§ WORK TO BE COMPLETED: Among the records that follow, count the lines with the string "ساعت"; report only that count.

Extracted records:
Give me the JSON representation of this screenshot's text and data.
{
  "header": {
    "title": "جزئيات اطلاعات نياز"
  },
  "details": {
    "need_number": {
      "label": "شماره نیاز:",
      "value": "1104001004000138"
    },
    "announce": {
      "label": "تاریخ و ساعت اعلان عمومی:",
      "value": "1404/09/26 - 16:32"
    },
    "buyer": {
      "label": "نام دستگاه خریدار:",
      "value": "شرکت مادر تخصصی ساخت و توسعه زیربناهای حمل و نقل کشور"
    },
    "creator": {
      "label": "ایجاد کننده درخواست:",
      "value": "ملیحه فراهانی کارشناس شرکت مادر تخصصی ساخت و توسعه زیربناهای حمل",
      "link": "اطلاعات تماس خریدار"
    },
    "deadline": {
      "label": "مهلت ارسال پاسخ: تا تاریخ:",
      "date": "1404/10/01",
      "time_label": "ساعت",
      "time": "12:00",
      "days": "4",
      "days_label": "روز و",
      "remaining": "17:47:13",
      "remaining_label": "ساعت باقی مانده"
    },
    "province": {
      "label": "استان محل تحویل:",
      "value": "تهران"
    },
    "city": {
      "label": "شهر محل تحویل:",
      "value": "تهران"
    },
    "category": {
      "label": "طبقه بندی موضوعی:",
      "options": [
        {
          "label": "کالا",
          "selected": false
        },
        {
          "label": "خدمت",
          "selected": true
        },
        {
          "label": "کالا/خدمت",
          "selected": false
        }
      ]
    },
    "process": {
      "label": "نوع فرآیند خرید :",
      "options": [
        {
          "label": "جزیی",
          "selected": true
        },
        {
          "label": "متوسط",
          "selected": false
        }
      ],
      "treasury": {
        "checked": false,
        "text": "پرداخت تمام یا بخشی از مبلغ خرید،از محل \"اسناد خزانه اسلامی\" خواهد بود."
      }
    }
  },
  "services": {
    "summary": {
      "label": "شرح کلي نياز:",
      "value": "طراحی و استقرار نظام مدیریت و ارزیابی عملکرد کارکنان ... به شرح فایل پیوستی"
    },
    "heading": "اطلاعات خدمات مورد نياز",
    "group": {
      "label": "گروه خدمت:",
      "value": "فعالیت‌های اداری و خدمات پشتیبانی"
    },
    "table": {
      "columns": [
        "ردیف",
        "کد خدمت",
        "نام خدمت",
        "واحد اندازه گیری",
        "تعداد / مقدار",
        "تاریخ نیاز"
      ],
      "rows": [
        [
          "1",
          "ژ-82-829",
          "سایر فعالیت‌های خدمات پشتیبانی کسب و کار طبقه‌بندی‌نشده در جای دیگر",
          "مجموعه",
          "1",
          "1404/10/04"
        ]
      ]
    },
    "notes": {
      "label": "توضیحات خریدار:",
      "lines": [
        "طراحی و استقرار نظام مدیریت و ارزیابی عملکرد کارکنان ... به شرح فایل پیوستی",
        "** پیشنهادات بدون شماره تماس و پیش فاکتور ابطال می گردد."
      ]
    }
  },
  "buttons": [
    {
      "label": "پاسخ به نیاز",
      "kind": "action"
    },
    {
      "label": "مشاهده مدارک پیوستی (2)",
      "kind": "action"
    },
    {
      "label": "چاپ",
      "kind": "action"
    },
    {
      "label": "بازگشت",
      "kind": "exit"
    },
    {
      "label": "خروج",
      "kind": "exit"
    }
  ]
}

§ RESPONSE BELOW: 3